▸ **Problem**
Repeat the records below exactly, leaving out any pictures.

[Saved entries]

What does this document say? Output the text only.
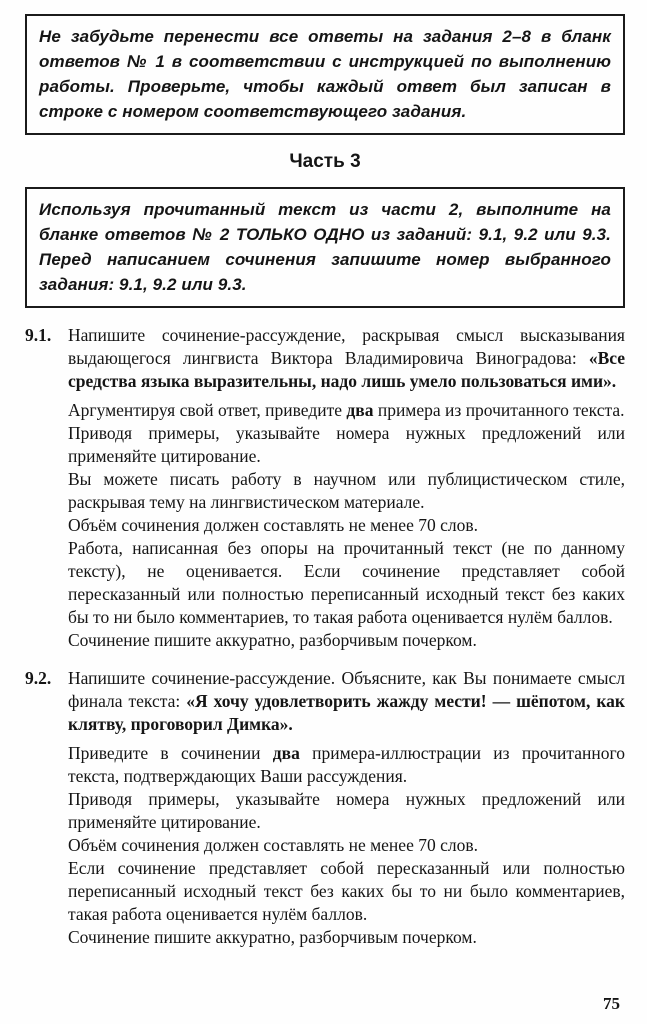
Не забудьте перенести все ответы на задания 2–8 в бланк ответов № 1 в соответствии с инструкцией по выполнению работы. Проверьте, чтобы каждый ответ был записан в строке с номером соответствующего задания.
Часть 3
Используя прочитанный текст из части 2, выполните на бланке ответов № 2 ТОЛЬКО ОДНО из заданий: 9.1, 9.2 или 9.3. Перед написанием сочинения запишите номер выбранного задания: 9.1, 9.2 или 9.3.
9.1. Напишите сочинение-рассуждение, раскрывая смысл высказывания выдающегося лингвиста Виктора Владимировича Виноградова: «Все средства языка выразительны, надо лишь умело пользоваться ими».

Аргументируя свой ответ, приведите два примера из прочитанного текста.

Приводя примеры, указывайте номера нужных предложений или применяйте цитирование.

Вы можете писать работу в научном или публицистическом стиле, раскрывая тему на лингвистическом материале.

Объём сочинения должен составлять не менее 70 слов.

Работа, написанная без опоры на прочитанный текст (не по данному тексту), не оценивается. Если сочинение представляет собой пересказанный или полностью переписанный исходный текст без каких бы то ни было комментариев, то такая работа оценивается нулём баллов.

Сочинение пишите аккуратно, разборчивым почерком.

9.2. Напишите сочинение-рассуждение. Объясните, как Вы понимаете смысл финала текста: «Я хочу удовлетворить жажду мести! — шёпотом, как клятву, проговорил Димка».

Приведите в сочинении два примера-иллюстрации из прочитанного текста, подтверждающих Ваши рассуждения.

Приводя примеры, указывайте номера нужных предложений или применяйте цитирование.

Объём сочинения должен составлять не менее 70 слов.

Если сочинение представляет собой пересказанный или полностью переписанный исходный текст без каких бы то ни было комментариев, такая работа оценивается нулём баллов.

Сочинение пишите аккуратно, разборчивым почерком.

75
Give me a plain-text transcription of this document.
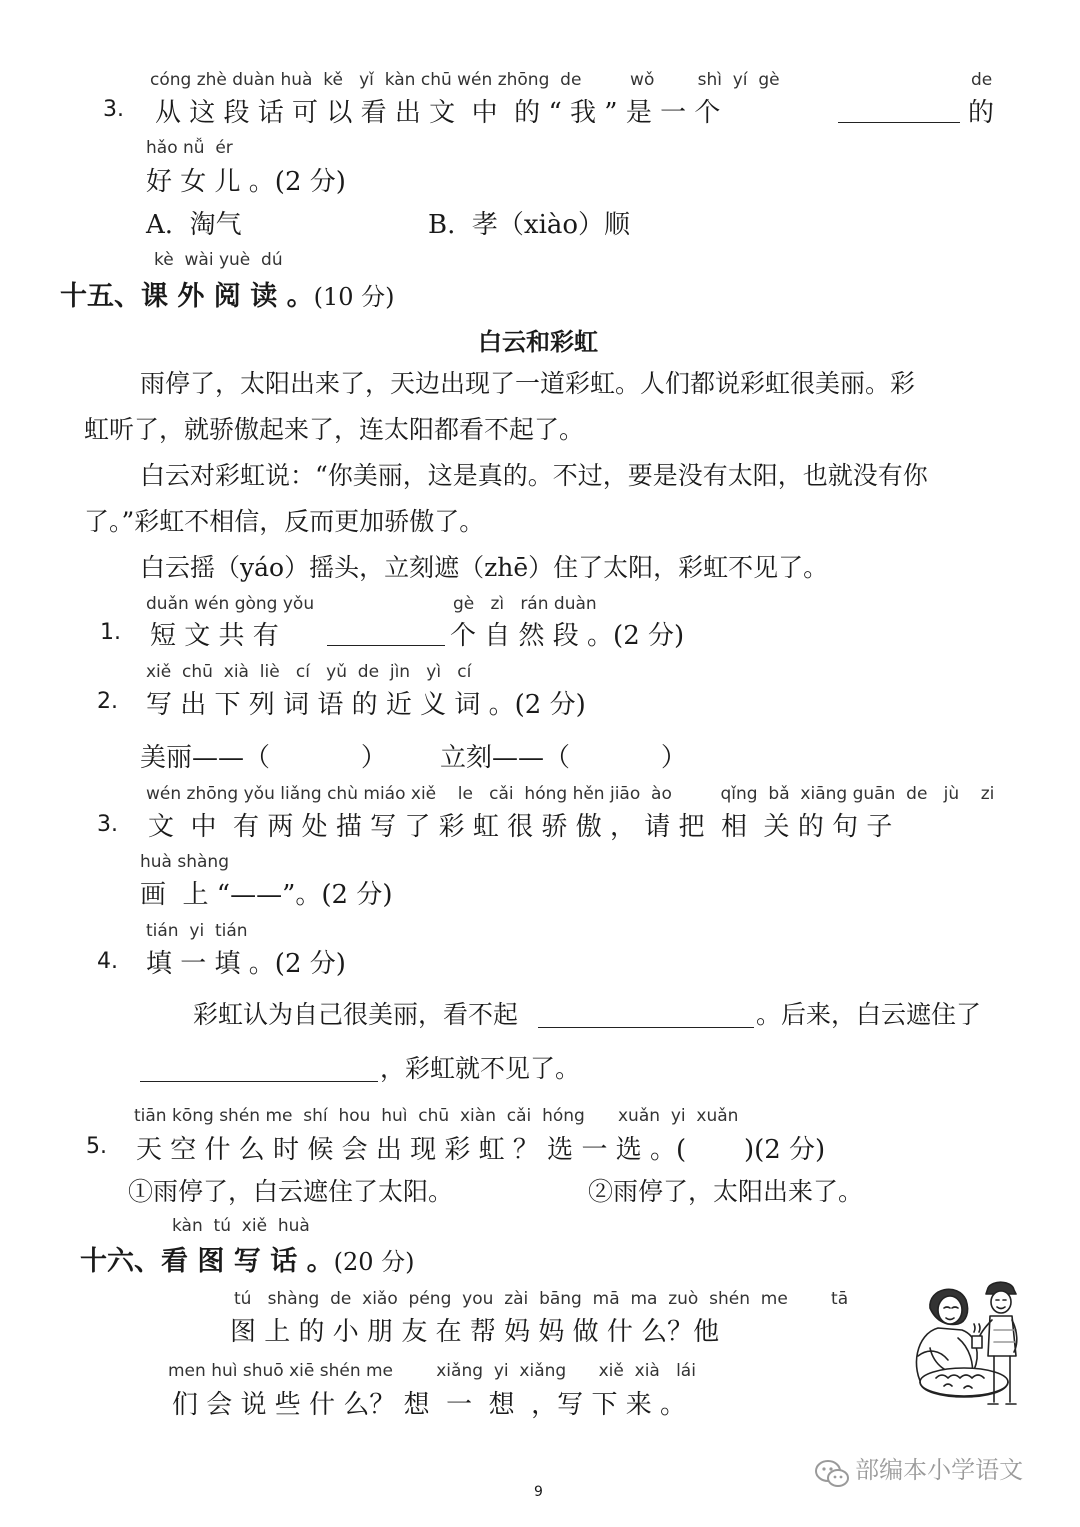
cóng zhè duàn huà  kě   yǐ  kàn chū wén zhōng  de         wǒ        shì  yí  gè	de
3. 从 这 段 话 可 以 看 出 文  中  的 “ 我 ” 是 一 个	的
hǎo nǚ  ér
好 女 儿 。(2 分)
A.  淘气	B.  孝（xiào）顺
kè  wài yuè  dú
十五、课 外 阅 读 。(10 分)
白云和彩虹
雨停了，太阳出来了，天边出现了一道彩虹。人们都说彩虹很美丽。彩
虹听了，就骄傲起来了，连太阳都看不起了。
白云对彩虹说：“你美丽，这是真的。不过，要是没有太阳，也就没有你
了。”彩虹不相信，反而更加骄傲了。
白云摇（yáo）摇头，立刻遮（zhē）住了太阳，彩虹不见了。
duǎn wén gòng yǒu	gè   zì   rán duàn
1. 短 文 共 有	个 自 然 段 。(2 分)
xiě  chū  xià  liè   cí   yǔ  de  jìn   yì   cí
2. 写 出 下 列 词 语 的 近 义 词 。(2 分)
美丽——（           ） 立刻——（           ）
wén zhōng yǒu liǎng chù miáo xiě    le   cǎi  hóng hěn jiāo  ào         qǐng  bǎ  xiāng guān  de   jù    zi
3. 文  中  有 两 处 描 写 了 彩 虹 很 骄 傲 ， 请 把  相  关 的 句 子
huà shàng
画  上 “——”。(2 分)
tián  yi  tián
4. 填 一 填 。(2 分)
彩虹认为自己很美丽，看不起	。后来，白云遮住了
，彩虹就不见了。
tiān kōng shén me  shí  hou  huì  chū  xiàn  cǎi  hóng xuǎn  yi  xuǎn
5. 天 空 什 么 时 候 会 出 现 彩 虹 ？ 选 一 选 。(       )(2 分)
①雨停了，白云遮住了太阳。	②雨停了，太阳出来了。
kàn  tú  xiě  huà
十六、看 图 写 话 。(20 分)
tú   shàng  de  xiǎo  péng  you  zài  bāng  mā  ma  zuò  shén  me        tā
图 上 的 小 朋 友 在 帮 妈 妈 做 什 么？他
men huì shuō xiē shén me        xiǎng  yi  xiǎng      xiě  xià   lái
们 会 说 些 什 么？ 想  一  想  ，写 下 来 。
9
部编本小学语文
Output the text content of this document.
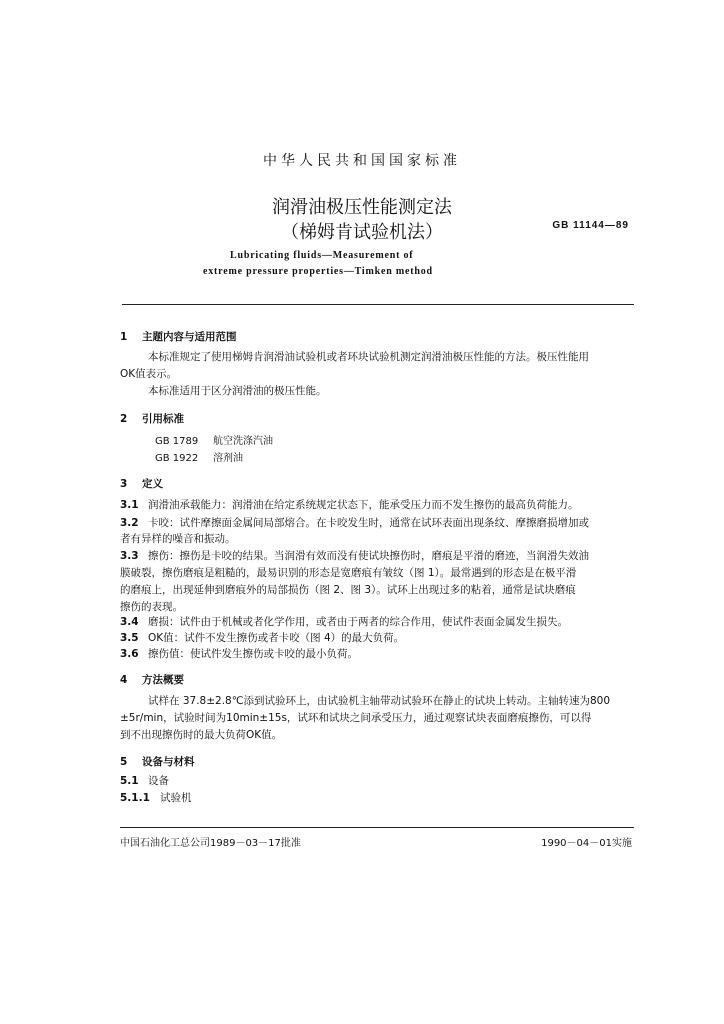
中华人民共和国国家标准
润滑油极压性能测定法
（梯姆肯试验机法）	GB 11144—89
Lubricating fluids—Measurement of
extreme pressure properties—Timken method
1 主题内容与适用范围
本标准规定了使用梯姆肯润滑油试验机或者环块试验机测定润滑油极压性能的方法。极压性能用
OK值表示。
本标准适用于区分润滑油的极压性能。
2 引用标准
GB 1789 航空洗涤汽油
GB 1922 溶剂油
3 定义
3.1 润滑油承载能力：润滑油在给定系统规定状态下，能承受压力而不发生擦伤的最高负荷能力。
3.2 卡咬：试件摩擦面金属间局部熔合。在卡咬发生时，通常在试环表面出现条纹、摩擦磨损增加或
者有异样的噪音和振动。
3.3 擦伤：擦伤是卡咬的结果。当润滑有效而没有使试块擦伤时，磨痕是平滑的磨迹，当润滑失效油
膜破裂，擦伤磨痕是粗糙的，最易识别的形态是宽磨痕有皱纹（图 1）。最常遇到的形态是在极平滑
的磨痕上，出现延伸到磨痕外的局部损伤（图 2、图 3）。试环上出现过多的粘着，通常是试块磨痕
擦伤的表现。
3.4 磨损：试件由于机械或者化学作用，或者由于两者的综合作用，使试件表面金属发生损失。
3.5 OK值：试件不发生擦伤或者卡咬（图 4）的最大负荷。
3.6 擦伤值：使试件发生擦伤或卡咬的最小负荷。
4 方法概要
试样在 37.8±2.8℃添到试验环上，由试验机主轴带动试验环在静止的试块上转动。主轴转速为800
±5r/min，试验时间为10min±15s，试环和试块之间承受压力，通过观察试块表面磨痕擦伤，可以得
到不出现擦伤时的最大负荷OK值。
5 设备与材料
5.1 设备
5.1.1 试验机
中国石油化工总公司1989－03－17批准	1990－04－01实施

▸ **Output for this task**
What does this document say? Output the text only.
Не забудьте перенести все ответы на задания 2–8 в бланк ответов № 1 в соответствии с инструкцией по выполнению работы. Проверьте, чтобы каждый ответ был записан в строке с номером соответствующего задания.
Часть 3
Используя прочитанный текст из части 2, выполните на бланке ответов № 2 ТОЛЬКО ОДНО из заданий: 9.1, 9.2 или 9.3. Перед написанием сочинения запишите номер выбранного задания: 9.1, 9.2 или 9.3.
9.1. Напишите сочинение-рассуждение, раскрывая смысл высказывания выдающегося лингвиста Виктора Владимировича Виноградова: «Все средства языка выразительны, надо лишь умело пользоваться ими».

Аргументируя свой ответ, приведите два примера из прочитанного текста.

Приводя примеры, указывайте номера нужных предложений или применяйте цитирование.

Вы можете писать работу в научном или публицистическом стиле, раскрывая тему на лингвистическом материале.

Объём сочинения должен составлять не менее 70 слов.

Работа, написанная без опоры на прочитанный текст (не по данному тексту), не оценивается. Если сочинение представляет собой пересказанный или полностью переписанный исходный текст без каких бы то ни было комментариев, то такая работа оценивается нулём баллов.

Сочинение пишите аккуратно, разборчивым почерком.

9.2. Напишите сочинение-рассуждение. Объясните, как Вы понимаете смысл финала текста: «Я хочу удовлетворить жажду мести! — шёпотом, как клятву, проговорил Димка».

Приведите в сочинении два примера-иллюстрации из прочитанного текста, подтверждающих Ваши рассуждения.

Приводя примеры, указывайте номера нужных предложений или применяйте цитирование.

Объём сочинения должен составлять не менее 70 слов.

Если сочинение представляет собой пересказанный или полностью переписанный исходный текст без каких бы то ни было комментариев, такая работа оценивается нулём баллов.

Сочинение пишите аккуратно, разборчивым почерком.

75
Give me a plain-text transcription of this document.
cóng zhè duàn huà  kě   yǐ  kàn chū wén zhōng  de         wǒ        shì  yí  gè	de
3. 从 这 段 话 可 以 看 出 文  中  的 “ 我 ” 是 一 个	的
hǎo nǚ  ér
好 女 儿 。(2 分)
A.  淘气	B.  孝（xiào）顺
kè  wài yuè  dú
十五、课 外 阅 读 。(10 分)
白云和彩虹
雨停了，太阳出来了，天边出现了一道彩虹。人们都说彩虹很美丽。彩
虹听了，就骄傲起来了，连太阳都看不起了。
白云对彩虹说：“你美丽，这是真的。不过，要是没有太阳，也就没有你
了。”彩虹不相信，反而更加骄傲了。
白云摇（yáo）摇头，立刻遮（zhē）住了太阳，彩虹不见了。
duǎn wén gòng yǒu	gè   zì   rán duàn
1. 短 文 共 有	个 自 然 段 。(2 分)
xiě  chū  xià  liè   cí   yǔ  de  jìn   yì   cí
2. 写 出 下 列 词 语 的 近 义 词 。(2 分)
美丽——（           ） 立刻——（           ）
wén zhōng yǒu liǎng chù miáo xiě    le   cǎi  hóng hěn jiāo  ào         qǐng  bǎ  xiāng guān  de   jù    zi
3. 文  中  有 两 处 描 写 了 彩 虹 很 骄 傲 ， 请 把  相  关 的 句 子
huà shàng
画  上 “——”。(2 分)
tián  yi  tián
4. 填 一 填 。(2 分)
彩虹认为自己很美丽，看不起	。后来，白云遮住了
，彩虹就不见了。
tiān kōng shén me  shí  hou  huì  chū  xiàn  cǎi  hóng xuǎn  yi  xuǎn
5. 天 空 什 么 时 候 会 出 现 彩 虹 ？ 选 一 选 。(       )(2 分)
①雨停了，白云遮住了太阳。	②雨停了，太阳出来了。
kàn  tú  xiě  huà
十六、看 图 写 话 。(20 分)
tú   shàng  de  xiǎo  péng  you  zài  bāng  mā  ma  zuò  shén  me        tā
图 上 的 小 朋 友 在 帮 妈 妈 做 什 么？他
men huì shuō xiē shén me        xiǎng  yi  xiǎng      xiě  xià   lái
们 会 说 些 什 么？ 想  一  想  ，写 下 来 。
9
部编本小学语文
Output the text content of this document.
中华人民共和国国家标准
润滑油极压性能测定法
（梯姆肯试验机法）	GB 11144—89
Lubricating fluids—Measurement of
extreme pressure properties—Timken method
1 主题内容与适用范围
本标准规定了使用梯姆肯润滑油试验机或者环块试验机测定润滑油极压性能的方法。极压性能用
OK值表示。
本标准适用于区分润滑油的极压性能。
2 引用标准
GB 1789 航空洗涤汽油
GB 1922 溶剂油
3 定义
3.1 润滑油承载能力：润滑油在给定系统规定状态下，能承受压力而不发生擦伤的最高负荷能力。
3.2 卡咬：试件摩擦面金属间局部熔合。在卡咬发生时，通常在试环表面出现条纹、摩擦磨损增加或
者有异样的噪音和振动。
3.3 擦伤：擦伤是卡咬的结果。当润滑有效而没有使试块擦伤时，磨痕是平滑的磨迹，当润滑失效油
膜破裂，擦伤磨痕是粗糙的，最易识别的形态是宽磨痕有皱纹（图 1）。最常遇到的形态是在极平滑
的磨痕上，出现延伸到磨痕外的局部损伤（图 2、图 3）。试环上出现过多的粘着，通常是试块磨痕
擦伤的表现。
3.4 磨损：试件由于机械或者化学作用，或者由于两者的综合作用，使试件表面金属发生损失。
3.5 OK值：试件不发生擦伤或者卡咬（图 4）的最大负荷。
3.6 擦伤值：使试件发生擦伤或卡咬的最小负荷。
4 方法概要
试样在 37.8±2.8℃添到试验环上，由试验机主轴带动试验环在静止的试块上转动。主轴转速为800
±5r/min，试验时间为10min±15s，试环和试块之间承受压力，通过观察试块表面磨痕擦伤，可以得
到不出现擦伤时的最大负荷OK值。
5 设备与材料
5.1 设备
5.1.1 试验机
中国石油化工总公司1989－03－17批准	1990－04－01实施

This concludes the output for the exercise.